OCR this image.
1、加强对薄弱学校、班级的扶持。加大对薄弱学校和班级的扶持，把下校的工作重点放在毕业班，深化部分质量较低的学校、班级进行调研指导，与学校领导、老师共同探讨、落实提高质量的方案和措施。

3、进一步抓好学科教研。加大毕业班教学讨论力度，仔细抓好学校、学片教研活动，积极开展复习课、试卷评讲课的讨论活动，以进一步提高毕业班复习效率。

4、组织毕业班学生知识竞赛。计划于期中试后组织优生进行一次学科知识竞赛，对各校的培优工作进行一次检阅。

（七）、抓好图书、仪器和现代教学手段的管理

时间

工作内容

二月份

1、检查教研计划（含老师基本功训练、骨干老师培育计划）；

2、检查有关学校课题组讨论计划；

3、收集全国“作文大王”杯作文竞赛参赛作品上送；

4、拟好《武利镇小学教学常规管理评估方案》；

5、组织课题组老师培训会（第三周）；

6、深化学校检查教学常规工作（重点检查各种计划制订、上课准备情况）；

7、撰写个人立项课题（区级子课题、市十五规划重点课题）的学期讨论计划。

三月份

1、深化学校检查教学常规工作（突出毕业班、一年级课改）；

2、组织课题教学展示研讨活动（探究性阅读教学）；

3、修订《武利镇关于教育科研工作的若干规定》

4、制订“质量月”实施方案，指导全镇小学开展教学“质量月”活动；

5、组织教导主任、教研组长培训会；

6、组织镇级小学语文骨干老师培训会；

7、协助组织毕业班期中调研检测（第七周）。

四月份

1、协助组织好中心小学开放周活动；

= = =

**Task objective**. Your task is to transcribe the material exactly.

**Result**.
OCR this image.
1、加强对薄弱学校、班级的扶持。加大对薄弱学校和班级的扶持，把下校的工作重点放在毕业班，深化部分质量较低的学校、班级进行调研指导，与学校领导、老师共同探讨、落实提高质量的方案和措施。

3、进一步抓好学科教研。加大毕业班教学讨论力度，仔细抓好学校、学片教研活动，积极开展复习课、试卷评讲课的讨论活动，以进一步提高毕业班复习效率。

4、组织毕业班学生知识竞赛。计划于期中试后组织优生进行一次学科知识竞赛，对各校的培优工作进行一次检阅。

（七）、抓好图书、仪器和现代教学手段的管理

时间

工作内容

二月份

1、检查教研计划（含老师基本功训练、骨干老师培育计划）；

2、检查有关学校课题组讨论计划；

3、收集全国“作文大王”杯作文竞赛参赛作品上送；

4、拟好《武利镇小学教学常规管理评估方案》；

5、组织课题组老师培训会（第三周）；

6、深化学校检查教学常规工作（重点检查各种计划制订、上课准备情况）；

7、撰写个人立项课题（区级子课题、市十五规划重点课题）的学期讨论计划。

三月份

1、深化学校检查教学常规工作（突出毕业班、一年级课改）；

2、组织课题教学展示研讨活动（探究性阅读教学）；

3、修订《武利镇关于教育科研工作的若干规定》

4、制订“质量月”实施方案，指导全镇小学开展教学“质量月”活动；

5、组织教导主任、教研组长培训会；

6、组织镇级小学语文骨干老师培训会；

7、协助组织毕业班期中调研检测（第七周）。

四月份

1、协助组织好中心小学开放周活动；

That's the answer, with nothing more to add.